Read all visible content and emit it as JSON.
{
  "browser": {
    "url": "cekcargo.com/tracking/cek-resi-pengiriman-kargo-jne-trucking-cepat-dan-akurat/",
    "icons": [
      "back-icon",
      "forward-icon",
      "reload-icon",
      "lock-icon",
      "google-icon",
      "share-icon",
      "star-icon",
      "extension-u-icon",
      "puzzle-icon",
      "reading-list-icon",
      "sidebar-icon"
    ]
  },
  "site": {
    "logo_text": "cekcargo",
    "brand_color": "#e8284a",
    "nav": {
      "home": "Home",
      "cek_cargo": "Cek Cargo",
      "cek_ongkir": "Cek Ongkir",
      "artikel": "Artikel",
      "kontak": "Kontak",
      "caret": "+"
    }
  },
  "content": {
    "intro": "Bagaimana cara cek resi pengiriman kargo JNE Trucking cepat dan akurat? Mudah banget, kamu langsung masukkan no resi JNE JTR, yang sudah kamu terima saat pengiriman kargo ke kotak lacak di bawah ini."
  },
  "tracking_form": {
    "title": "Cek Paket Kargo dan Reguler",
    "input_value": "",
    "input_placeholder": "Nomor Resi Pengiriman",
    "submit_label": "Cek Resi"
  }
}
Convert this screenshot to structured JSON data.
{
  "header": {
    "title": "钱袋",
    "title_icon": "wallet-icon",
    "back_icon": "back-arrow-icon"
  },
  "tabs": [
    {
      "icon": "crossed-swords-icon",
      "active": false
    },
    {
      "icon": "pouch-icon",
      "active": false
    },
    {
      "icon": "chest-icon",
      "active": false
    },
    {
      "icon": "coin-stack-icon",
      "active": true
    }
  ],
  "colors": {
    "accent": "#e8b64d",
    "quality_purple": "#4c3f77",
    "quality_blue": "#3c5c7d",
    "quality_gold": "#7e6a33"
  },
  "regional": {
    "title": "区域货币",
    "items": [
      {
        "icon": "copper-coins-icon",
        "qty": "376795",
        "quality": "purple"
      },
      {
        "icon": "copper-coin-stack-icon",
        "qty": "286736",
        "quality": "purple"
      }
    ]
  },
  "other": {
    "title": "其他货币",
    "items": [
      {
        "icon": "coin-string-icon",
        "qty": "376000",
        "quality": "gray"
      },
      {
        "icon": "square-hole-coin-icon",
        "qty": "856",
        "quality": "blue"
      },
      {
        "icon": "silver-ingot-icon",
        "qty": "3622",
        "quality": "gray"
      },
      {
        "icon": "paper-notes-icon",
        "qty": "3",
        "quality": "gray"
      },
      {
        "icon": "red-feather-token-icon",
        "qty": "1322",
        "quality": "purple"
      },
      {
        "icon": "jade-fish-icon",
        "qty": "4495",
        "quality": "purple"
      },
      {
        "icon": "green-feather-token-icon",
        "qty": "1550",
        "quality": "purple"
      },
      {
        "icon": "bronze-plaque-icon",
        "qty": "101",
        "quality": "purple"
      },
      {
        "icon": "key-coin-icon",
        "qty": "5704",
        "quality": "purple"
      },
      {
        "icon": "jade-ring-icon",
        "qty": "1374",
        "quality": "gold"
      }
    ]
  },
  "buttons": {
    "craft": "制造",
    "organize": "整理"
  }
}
+ + + + + + +
**Do this:** Reproduce the entries above in full, verbatim.

**Worked answer:**
Read all visible content and emit it as JSON.
{
  "browser": {
    "url": "cekcargo.com/tracking/cek-resi-pengiriman-kargo-jne-trucking-cepat-dan-akurat/",
    "icons": [
      "back-icon",
      "forward-icon",
      "reload-icon",
      "lock-icon",
      "google-icon",
      "share-icon",
      "star-icon",
      "extension-u-icon",
      "puzzle-icon",
      "reading-list-icon",
      "sidebar-icon"
    ]
  },
  "site": {
    "logo_text": "cekcargo",
    "brand_color": "#e8284a",
    "nav": {
      "home": "Home",
      "cek_cargo": "Cek Cargo",
      "cek_ongkir": "Cek Ongkir",
      "artikel": "Artikel",
      "kontak": "Kontak",
      "caret": "+"
    }
  },
  "content": {
    "intro": "Bagaimana cara cek resi pengiriman kargo JNE Trucking cepat dan akurat? Mudah banget, kamu langsung masukkan no resi JNE JTR, yang sudah kamu terima saat pengiriman kargo ke kotak lacak di bawah ini."
  },
  "tracking_form": {
    "title": "Cek Paket Kargo dan Reguler",
    "input_value": "",
    "input_placeholder": "Nomor Resi Pengiriman",
    "submit_label": "Cek Resi"
  }
}
Convert this screenshot to structured JSON data.
{
  "header": {
    "title": "钱袋",
    "title_icon": "wallet-icon",
    "back_icon": "back-arrow-icon"
  },
  "tabs": [
    {
      "icon": "crossed-swords-icon",
      "active": false
    },
    {
      "icon": "pouch-icon",
      "active": false
    },
    {
      "icon": "chest-icon",
      "active": false
    },
    {
      "icon": "coin-stack-icon",
      "active": true
    }
  ],
  "colors": {
    "accent": "#e8b64d",
    "quality_purple": "#4c3f77",
    "quality_blue": "#3c5c7d",
    "quality_gold": "#7e6a33"
  },
  "regional": {
    "title": "区域货币",
    "items": [
      {
        "icon": "copper-coins-icon",
        "qty": "376795",
        "quality": "purple"
      },
      {
        "icon": "copper-coin-stack-icon",
        "qty": "286736",
        "quality": "purple"
      }
    ]
  },
  "other": {
    "title": "其他货币",
    "items": [
      {
        "icon": "coin-string-icon",
        "qty": "376000",
        "quality": "gray"
      },
      {
        "icon": "square-hole-coin-icon",
        "qty": "856",
        "quality": "blue"
      },
      {
        "icon": "silver-ingot-icon",
        "qty": "3622",
        "quality": "gray"
      },
      {
        "icon": "paper-notes-icon",
        "qty": "3",
        "quality": "gray"
      },
      {
        "icon": "red-feather-token-icon",
        "qty": "1322",
        "quality": "purple"
      },
      {
        "icon": "jade-fish-icon",
        "qty": "4495",
        "quality": "purple"
      },
      {
        "icon": "green-feather-token-icon",
        "qty": "1550",
        "quality": "purple"
      },
      {
        "icon": "bronze-plaque-icon",
        "qty": "101",
        "quality": "purple"
      },
      {
        "icon": "key-coin-icon",
        "qty": "5704",
        "quality": "purple"
      },
      {
        "icon": "jade-ring-icon",
        "qty": "1374",
        "quality": "gold"
      }
    ]
  },
  "buttons": {
    "craft": "制造",
    "organize": "整理"
  }
}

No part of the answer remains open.